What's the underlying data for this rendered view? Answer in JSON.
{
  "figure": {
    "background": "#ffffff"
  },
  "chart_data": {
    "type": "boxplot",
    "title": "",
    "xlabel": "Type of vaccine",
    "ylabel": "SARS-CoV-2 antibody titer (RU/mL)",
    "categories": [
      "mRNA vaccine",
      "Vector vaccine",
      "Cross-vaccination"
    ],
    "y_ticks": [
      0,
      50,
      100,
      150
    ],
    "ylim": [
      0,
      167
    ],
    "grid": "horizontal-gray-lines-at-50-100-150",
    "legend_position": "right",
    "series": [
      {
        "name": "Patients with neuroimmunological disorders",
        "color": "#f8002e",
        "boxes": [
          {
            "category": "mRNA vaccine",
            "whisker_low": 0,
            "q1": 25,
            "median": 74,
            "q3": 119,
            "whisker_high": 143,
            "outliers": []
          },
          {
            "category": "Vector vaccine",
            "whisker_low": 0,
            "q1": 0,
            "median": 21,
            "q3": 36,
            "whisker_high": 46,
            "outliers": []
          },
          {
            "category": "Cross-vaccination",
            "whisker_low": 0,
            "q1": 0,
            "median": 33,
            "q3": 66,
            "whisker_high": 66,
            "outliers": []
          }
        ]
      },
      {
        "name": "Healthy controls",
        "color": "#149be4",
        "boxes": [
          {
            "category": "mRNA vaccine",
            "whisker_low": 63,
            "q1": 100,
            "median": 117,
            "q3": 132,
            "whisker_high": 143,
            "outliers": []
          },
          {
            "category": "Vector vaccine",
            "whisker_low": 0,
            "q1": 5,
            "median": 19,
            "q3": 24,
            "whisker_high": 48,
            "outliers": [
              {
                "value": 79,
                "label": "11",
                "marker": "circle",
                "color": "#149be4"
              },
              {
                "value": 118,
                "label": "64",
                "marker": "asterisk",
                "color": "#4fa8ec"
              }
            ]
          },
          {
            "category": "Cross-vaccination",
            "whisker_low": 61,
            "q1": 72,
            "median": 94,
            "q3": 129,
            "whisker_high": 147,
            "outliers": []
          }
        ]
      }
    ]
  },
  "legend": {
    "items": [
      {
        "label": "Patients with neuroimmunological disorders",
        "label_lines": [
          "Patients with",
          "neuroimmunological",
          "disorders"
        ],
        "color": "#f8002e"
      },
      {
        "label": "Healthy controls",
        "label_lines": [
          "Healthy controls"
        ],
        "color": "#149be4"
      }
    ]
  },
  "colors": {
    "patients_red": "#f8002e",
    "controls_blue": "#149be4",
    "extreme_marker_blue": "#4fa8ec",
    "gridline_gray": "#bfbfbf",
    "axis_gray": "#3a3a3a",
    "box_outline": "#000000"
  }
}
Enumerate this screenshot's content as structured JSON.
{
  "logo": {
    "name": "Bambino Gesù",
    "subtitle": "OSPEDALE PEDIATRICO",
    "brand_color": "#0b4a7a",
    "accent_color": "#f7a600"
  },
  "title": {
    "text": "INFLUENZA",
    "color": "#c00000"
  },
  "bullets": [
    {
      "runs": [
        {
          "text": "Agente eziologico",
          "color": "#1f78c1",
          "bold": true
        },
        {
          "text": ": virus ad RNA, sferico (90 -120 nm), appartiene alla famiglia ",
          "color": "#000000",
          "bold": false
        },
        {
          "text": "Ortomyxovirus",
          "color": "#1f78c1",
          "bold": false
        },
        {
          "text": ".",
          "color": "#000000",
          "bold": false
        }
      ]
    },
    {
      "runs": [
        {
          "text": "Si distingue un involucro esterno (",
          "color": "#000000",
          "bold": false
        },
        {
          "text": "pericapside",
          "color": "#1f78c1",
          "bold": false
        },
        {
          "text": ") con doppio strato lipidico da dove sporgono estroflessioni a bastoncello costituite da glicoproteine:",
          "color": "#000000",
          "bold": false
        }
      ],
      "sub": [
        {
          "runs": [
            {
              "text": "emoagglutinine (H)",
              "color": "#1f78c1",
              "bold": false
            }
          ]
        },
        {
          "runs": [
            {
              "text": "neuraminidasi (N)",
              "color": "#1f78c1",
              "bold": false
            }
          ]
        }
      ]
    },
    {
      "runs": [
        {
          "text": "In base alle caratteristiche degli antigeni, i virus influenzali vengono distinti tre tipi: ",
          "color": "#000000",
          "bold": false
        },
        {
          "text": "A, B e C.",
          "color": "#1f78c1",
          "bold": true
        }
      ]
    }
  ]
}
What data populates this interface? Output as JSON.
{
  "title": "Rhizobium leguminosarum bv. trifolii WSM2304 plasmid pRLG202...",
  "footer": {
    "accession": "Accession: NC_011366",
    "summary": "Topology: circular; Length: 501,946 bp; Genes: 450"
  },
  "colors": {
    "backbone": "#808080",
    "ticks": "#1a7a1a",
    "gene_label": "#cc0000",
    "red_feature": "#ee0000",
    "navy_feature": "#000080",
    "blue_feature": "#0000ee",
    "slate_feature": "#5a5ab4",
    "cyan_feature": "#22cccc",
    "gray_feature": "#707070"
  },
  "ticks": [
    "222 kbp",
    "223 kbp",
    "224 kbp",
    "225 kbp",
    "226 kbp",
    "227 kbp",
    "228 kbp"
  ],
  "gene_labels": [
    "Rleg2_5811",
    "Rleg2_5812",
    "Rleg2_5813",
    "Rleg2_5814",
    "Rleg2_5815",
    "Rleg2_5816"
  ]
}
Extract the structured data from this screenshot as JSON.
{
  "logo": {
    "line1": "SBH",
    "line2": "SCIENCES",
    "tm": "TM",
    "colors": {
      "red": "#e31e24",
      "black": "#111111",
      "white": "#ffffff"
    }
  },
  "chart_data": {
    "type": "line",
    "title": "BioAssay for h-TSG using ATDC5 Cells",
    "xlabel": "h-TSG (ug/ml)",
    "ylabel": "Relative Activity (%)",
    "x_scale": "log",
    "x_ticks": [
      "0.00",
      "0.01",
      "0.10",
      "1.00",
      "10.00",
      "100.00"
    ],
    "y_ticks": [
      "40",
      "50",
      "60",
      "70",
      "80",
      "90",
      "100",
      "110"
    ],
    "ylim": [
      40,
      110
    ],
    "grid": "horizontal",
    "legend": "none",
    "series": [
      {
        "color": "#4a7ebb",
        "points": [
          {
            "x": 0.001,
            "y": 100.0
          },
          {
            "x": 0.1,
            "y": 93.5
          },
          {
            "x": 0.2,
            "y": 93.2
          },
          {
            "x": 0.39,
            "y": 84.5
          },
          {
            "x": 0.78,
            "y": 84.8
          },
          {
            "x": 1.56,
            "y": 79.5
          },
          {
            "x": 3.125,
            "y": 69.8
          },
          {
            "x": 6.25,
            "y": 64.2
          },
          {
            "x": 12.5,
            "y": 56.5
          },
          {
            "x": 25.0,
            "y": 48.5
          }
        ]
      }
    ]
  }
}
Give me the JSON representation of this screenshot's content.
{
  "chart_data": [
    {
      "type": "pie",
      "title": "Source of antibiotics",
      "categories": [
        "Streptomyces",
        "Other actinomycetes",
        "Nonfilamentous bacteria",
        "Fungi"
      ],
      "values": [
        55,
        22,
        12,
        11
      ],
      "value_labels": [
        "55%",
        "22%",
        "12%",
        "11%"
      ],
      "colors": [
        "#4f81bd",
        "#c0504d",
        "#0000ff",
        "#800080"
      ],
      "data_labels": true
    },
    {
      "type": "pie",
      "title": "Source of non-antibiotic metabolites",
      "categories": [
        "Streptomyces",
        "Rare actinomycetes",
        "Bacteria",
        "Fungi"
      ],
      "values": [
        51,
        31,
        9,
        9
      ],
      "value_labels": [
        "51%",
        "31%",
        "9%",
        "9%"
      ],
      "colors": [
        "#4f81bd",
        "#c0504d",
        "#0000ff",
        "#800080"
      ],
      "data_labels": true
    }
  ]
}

● Task requirements: Across the whole listing, show each line where the word "content" occurs.

● Solution for this exercise:
Enumerate this screenshot's content as structured JSON.
Give me the JSON representation of this screenshot's content.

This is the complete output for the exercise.